→ **BRIEF**: Print all entries precisely as they are written.
───
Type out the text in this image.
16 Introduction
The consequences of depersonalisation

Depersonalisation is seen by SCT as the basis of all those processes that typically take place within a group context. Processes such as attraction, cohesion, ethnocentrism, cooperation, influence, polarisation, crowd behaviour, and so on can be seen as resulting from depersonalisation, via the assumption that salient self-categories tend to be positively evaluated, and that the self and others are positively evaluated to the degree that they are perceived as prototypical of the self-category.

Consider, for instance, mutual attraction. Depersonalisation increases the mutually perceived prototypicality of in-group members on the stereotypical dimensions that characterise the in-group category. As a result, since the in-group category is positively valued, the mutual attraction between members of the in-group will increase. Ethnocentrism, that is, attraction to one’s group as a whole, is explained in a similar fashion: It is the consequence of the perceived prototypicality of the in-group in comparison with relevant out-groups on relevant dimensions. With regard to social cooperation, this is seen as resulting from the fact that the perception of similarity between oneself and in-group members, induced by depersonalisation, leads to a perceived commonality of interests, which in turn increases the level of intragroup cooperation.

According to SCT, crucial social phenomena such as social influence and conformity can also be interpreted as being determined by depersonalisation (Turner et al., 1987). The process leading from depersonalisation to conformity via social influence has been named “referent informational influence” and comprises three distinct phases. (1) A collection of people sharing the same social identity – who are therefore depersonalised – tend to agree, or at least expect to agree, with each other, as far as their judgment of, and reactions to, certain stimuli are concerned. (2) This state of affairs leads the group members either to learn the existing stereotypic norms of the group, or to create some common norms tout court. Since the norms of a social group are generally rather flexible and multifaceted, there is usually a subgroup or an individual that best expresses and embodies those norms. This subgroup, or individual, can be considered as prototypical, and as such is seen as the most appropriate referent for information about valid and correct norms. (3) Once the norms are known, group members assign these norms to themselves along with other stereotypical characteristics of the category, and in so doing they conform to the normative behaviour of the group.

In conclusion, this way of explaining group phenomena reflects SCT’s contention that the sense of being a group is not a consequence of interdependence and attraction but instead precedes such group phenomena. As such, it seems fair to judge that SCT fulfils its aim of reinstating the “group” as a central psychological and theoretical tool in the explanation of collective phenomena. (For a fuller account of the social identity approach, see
───
→ **TASK ANSWER**:
Type out the text in this image.
16 Introduction
The consequences of depersonalisation

Depersonalisation is seen by SCT as the basis of all those processes that typically take place within a group context. Processes such as attraction, cohesion, ethnocentrism, cooperation, influence, polarisation, crowd behaviour, and so on can be seen as resulting from depersonalisation, via the assumption that salient self-categories tend to be positively evaluated, and that the self and others are positively evaluated to the degree that they are perceived as prototypical of the self-category.

Consider, for instance, mutual attraction. Depersonalisation increases the mutually perceived prototypicality of in-group members on the stereotypical dimensions that characterise the in-group category. As a result, since the in-group category is positively valued, the mutual attraction between members of the in-group will increase. Ethnocentrism, that is, attraction to one’s group as a whole, is explained in a similar fashion: It is the consequence of the perceived prototypicality of the in-group in comparison with relevant out-groups on relevant dimensions. With regard to social cooperation, this is seen as resulting from the fact that the perception of similarity between oneself and in-group members, induced by depersonalisation, leads to a perceived commonality of interests, which in turn increases the level of intragroup cooperation.

According to SCT, crucial social phenomena such as social influence and conformity can also be interpreted as being determined by depersonalisation (Turner et al., 1987). The process leading from depersonalisation to conformity via social influence has been named “referent informational influence” and comprises three distinct phases. (1) A collection of people sharing the same social identity – who are therefore depersonalised – tend to agree, or at least expect to agree, with each other, as far as their judgment of, and reactions to, certain stimuli are concerned. (2) This state of affairs leads the group members either to learn the existing stereotypic norms of the group, or to create some common norms tout court. Since the norms of a social group are generally rather flexible and multifaceted, there is usually a subgroup or an individual that best expresses and embodies those norms. This subgroup, or individual, can be considered as prototypical, and as such is seen as the most appropriate referent for information about valid and correct norms. (3) Once the norms are known, group members assign these norms to themselves along with other stereotypical characteristics of the category, and in so doing they conform to the normative behaviour of the group.

In conclusion, this way of explaining group phenomena reflects SCT’s contention that the sense of being a group is not a consequence of interdependence and attraction but instead precedes such group phenomena. As such, it seems fair to judge that SCT fulfils its aim of reinstating the “group” as a central psychological and theoretical tool in the explanation of collective phenomena. (For a fuller account of the social identity approach, see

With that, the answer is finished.